+++ Text

Business partners should hold a formal meeting at least monthly, with a written agenda covering financial performance, operational issues, strategic decisions, and upcoming risks. Document what was discussed and what was decided. Most partner conflicts I see in Minnesota didn't happen because partners disagreed; they happened because partners stopped talking. A recurring calendar invite and ten minutes of notes per meeting prevent the slow drift that turns into litigation.

Many disputes happen not because partners disagree on big issues, but because they fail to communicate regularly about expectations.

Regular meetings give partners a structured place to discuss:

  • Financial performance
  • Business strategy
  • Operational challenges
  • Future growth opportunities

The cadence matters more than the content. Partners who talk every month don't end up surprised by each other.

What happens if a partnership dispute ends up in court?

++++++

Task :: For each statement, say whether the text on partner meetings agrees with it (yes or no), and quote the words from the text that decide it. 1. Business partners should hold a formal meeting at least once a month. 2. How often partners meet matters less than what they discuss. 3. Most partner conflicts happen because partners disagree. The records have no connection to the text on partner meetings.

+++ Data entries

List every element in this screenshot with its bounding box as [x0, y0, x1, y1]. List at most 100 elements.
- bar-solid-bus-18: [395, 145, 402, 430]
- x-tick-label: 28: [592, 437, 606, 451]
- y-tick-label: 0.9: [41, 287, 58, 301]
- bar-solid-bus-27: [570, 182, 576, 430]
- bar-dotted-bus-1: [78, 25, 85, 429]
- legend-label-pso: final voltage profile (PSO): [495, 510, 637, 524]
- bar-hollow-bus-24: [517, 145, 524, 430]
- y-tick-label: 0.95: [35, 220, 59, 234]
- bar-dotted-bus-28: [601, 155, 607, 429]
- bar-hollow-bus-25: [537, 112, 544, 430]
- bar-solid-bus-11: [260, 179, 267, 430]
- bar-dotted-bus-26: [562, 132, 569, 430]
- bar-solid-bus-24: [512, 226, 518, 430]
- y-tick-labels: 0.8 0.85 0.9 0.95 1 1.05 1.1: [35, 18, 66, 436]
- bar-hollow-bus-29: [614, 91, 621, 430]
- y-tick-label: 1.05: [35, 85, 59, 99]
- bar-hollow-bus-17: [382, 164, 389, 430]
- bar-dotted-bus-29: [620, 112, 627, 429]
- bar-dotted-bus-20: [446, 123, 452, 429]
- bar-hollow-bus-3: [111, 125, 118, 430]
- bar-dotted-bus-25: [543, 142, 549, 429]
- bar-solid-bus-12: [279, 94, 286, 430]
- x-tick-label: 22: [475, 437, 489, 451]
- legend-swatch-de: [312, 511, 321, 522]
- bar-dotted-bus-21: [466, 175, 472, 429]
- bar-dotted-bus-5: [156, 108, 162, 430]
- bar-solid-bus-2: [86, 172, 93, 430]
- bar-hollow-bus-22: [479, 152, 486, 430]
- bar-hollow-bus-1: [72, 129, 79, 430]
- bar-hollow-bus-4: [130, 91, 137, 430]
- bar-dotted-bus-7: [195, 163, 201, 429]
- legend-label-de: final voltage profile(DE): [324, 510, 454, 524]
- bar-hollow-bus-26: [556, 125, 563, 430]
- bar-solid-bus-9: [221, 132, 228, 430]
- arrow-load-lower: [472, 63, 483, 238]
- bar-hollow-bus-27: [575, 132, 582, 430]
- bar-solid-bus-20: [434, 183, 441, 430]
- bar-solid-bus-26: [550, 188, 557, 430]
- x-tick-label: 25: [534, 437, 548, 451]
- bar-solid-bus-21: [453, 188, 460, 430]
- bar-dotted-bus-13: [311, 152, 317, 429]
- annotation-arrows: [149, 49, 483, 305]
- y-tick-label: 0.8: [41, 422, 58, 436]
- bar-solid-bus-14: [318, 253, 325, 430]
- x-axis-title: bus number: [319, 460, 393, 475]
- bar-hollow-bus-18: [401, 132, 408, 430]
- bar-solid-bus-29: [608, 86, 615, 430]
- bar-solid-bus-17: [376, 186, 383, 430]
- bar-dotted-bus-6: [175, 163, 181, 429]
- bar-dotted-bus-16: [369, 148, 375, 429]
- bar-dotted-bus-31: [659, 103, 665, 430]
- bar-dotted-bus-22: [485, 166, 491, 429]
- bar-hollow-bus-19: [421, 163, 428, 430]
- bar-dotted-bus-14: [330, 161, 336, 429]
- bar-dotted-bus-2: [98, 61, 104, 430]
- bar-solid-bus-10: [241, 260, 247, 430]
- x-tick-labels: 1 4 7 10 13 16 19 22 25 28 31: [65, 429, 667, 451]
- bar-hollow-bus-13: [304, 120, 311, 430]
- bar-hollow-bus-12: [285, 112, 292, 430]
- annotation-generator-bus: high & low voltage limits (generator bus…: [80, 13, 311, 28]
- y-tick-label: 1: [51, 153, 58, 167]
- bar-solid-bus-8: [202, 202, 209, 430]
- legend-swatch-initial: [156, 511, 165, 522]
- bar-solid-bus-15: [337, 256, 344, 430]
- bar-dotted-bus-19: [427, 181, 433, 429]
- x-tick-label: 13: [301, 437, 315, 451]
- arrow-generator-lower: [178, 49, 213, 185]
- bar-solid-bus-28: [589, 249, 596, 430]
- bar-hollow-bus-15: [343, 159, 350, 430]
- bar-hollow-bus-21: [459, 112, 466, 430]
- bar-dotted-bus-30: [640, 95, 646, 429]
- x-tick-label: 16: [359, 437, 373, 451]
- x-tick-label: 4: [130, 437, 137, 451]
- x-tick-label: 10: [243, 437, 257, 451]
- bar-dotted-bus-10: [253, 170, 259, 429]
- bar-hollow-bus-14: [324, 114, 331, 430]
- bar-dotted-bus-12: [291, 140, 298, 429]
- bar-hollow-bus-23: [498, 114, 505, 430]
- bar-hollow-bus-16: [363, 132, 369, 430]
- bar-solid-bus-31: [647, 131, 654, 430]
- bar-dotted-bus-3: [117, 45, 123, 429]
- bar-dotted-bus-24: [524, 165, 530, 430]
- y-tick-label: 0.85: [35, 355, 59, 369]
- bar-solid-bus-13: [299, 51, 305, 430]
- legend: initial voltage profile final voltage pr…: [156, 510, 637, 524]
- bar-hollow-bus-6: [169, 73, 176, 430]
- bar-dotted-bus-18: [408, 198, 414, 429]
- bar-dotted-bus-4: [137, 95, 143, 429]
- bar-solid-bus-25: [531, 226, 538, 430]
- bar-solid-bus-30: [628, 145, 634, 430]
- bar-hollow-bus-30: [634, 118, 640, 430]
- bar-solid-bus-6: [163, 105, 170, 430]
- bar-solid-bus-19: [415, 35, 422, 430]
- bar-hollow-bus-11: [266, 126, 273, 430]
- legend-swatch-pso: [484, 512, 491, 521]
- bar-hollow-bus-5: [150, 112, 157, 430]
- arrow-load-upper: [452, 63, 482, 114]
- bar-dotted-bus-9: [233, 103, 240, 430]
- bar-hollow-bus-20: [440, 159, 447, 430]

++++++

Problem solution ::
1. Yes: "Business partners should hold a formal meeting at least monthly"
2. No: "The cadence matters more than the content."
3. No: "Most partner conflicts I see in Minnesota didn't happen because partners disagreed; they happened because partners stopped talking."